▼▼▼
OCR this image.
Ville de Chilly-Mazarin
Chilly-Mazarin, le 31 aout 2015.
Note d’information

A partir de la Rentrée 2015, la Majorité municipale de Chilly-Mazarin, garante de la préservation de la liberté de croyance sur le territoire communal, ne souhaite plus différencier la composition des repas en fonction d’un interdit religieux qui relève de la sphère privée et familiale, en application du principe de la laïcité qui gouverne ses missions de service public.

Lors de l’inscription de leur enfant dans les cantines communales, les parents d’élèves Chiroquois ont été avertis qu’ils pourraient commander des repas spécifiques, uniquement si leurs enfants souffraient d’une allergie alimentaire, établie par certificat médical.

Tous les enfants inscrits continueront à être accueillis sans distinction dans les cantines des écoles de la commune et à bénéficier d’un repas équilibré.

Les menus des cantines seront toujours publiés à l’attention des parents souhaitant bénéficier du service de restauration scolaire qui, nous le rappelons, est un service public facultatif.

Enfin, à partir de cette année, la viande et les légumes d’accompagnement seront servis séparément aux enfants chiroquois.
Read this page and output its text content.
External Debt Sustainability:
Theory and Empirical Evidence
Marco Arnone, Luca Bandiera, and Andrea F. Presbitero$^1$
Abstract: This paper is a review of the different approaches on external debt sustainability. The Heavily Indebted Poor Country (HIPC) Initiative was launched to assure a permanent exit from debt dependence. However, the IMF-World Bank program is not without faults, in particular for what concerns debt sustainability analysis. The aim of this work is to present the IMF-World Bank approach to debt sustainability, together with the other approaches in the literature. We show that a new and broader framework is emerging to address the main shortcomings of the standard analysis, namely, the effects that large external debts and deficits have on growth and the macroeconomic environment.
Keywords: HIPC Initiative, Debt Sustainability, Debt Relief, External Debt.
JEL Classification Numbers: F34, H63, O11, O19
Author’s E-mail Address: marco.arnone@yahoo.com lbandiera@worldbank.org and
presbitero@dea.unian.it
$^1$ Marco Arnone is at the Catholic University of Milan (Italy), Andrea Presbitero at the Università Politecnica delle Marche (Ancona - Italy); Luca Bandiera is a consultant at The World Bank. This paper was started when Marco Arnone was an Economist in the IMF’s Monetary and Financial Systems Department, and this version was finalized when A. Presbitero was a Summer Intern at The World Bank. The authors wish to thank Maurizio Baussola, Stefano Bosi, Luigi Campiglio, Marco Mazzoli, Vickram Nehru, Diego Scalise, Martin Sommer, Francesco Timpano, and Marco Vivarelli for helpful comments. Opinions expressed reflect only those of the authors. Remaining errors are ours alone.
▲▲▲
What the task requires: Copy out every line of the data that includes the word "bénéficier".

Reply to the exercise:
Tous les enfants inscrits continueront à être accueillis sans distinction dans les cantines des écoles de la commune et à bénéficier d’un repas équilibré.
Les menus des cantines seront toujours publiés à l’attention des parents souhaitant bénéficier du service de restauration scolaire qui, nous le rappelons, est un service public facultatif.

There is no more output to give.